» EXERCISE OBJECTIVE: Extract the final stretch of the data: the line that contains "What data populates" and every line after it, unaltered, and no other lines.

• • • • • • •

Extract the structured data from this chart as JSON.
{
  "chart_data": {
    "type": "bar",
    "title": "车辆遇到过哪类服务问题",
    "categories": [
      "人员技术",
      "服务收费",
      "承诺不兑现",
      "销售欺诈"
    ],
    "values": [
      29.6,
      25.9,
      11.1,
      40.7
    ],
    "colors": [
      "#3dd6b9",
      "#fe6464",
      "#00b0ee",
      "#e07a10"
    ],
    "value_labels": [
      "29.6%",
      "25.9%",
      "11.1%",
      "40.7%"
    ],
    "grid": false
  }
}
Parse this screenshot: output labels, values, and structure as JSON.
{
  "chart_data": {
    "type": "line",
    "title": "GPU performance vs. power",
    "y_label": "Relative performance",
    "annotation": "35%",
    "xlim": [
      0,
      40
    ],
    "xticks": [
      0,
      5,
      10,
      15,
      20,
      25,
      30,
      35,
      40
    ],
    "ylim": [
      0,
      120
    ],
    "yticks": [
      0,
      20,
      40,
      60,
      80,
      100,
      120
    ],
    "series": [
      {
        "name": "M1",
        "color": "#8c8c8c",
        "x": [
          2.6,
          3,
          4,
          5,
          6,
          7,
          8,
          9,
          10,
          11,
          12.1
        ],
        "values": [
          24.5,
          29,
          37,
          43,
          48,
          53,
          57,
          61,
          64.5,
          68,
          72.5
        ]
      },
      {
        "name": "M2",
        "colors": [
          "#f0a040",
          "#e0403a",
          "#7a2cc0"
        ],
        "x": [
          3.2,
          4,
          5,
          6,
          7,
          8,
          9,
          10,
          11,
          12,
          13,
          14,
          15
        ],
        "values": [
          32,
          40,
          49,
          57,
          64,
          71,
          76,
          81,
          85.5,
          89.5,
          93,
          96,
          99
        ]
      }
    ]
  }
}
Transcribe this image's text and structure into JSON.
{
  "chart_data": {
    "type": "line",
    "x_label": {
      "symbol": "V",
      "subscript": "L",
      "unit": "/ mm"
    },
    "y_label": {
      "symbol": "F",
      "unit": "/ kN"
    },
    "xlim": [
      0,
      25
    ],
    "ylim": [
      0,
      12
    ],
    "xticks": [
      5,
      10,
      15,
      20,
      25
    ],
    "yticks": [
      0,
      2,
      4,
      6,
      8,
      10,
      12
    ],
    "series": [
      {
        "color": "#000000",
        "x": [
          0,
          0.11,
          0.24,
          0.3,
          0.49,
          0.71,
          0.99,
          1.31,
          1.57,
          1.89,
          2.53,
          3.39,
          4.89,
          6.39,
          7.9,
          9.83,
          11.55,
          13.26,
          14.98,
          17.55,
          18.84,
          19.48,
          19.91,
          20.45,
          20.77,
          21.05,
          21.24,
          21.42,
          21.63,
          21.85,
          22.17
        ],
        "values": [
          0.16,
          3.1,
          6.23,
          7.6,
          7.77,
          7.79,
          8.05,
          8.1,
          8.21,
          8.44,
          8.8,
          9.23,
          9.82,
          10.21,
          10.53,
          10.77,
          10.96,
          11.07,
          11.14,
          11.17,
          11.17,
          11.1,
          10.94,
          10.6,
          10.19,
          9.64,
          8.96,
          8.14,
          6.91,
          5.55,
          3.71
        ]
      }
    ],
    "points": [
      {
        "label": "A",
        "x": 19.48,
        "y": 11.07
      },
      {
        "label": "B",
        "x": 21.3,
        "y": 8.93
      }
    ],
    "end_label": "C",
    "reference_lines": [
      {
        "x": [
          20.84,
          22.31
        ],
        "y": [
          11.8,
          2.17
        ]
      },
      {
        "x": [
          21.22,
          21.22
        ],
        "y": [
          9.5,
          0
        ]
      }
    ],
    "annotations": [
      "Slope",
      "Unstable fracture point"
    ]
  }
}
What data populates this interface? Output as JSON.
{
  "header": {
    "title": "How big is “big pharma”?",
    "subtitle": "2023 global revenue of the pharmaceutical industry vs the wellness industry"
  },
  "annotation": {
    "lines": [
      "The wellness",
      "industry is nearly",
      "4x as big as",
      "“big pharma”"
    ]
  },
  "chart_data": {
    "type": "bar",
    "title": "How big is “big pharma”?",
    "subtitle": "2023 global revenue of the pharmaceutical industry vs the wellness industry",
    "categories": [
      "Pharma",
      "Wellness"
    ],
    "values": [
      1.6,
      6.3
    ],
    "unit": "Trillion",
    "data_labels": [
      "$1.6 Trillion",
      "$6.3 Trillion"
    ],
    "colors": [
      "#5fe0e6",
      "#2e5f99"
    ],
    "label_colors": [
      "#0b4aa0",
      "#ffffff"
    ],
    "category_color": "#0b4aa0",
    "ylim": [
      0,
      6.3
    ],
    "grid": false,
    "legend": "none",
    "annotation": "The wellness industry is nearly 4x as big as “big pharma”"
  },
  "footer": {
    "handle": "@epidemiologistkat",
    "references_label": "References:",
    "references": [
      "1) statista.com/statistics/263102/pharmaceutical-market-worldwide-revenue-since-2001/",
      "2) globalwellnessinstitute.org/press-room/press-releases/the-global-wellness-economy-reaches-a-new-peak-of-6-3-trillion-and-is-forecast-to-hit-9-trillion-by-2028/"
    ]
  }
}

• • • • • • •

» REPLY:
What data populates this interface? Output as JSON.
{
  "header": {
    "title": "How big is “big pharma”?",
    "subtitle": "2023 global revenue of the pharmaceutical industry vs the wellness industry"
  },
  "annotation": {
    "lines": [
      "The wellness",
      "industry is nearly",
      "4x as big as",
      "“big pharma”"
    ]
  },
  "chart_data": {
    "type": "bar",
    "title": "How big is “big pharma”?",
    "subtitle": "2023 global revenue of the pharmaceutical industry vs the wellness industry",
    "categories": [
      "Pharma",
      "Wellness"
    ],
    "values": [
      1.6,
      6.3
    ],
    "unit": "Trillion",
    "data_labels": [
      "$1.6 Trillion",
      "$6.3 Trillion"
    ],
    "colors": [
      "#5fe0e6",
      "#2e5f99"
    ],
    "label_colors": [
      "#0b4aa0",
      "#ffffff"
    ],
    "category_color": "#0b4aa0",
    "ylim": [
      0,
      6.3
    ],
    "grid": false,
    "legend": "none",
    "annotation": "The wellness industry is nearly 4x as big as “big pharma”"
  },
  "footer": {
    "handle": "@epidemiologistkat",
    "references_label": "References:",
    "references": [
      "1) statista.com/statistics/263102/pharmaceutical-market-worldwide-revenue-since-2001/",
      "2) globalwellnessinstitute.org/press-room/press-releases/the-global-wellness-economy-reaches-a-new-peak-of-6-3-trillion-and-is-forecast-to-hit-9-trillion-by-2028/"
    ]
  }
}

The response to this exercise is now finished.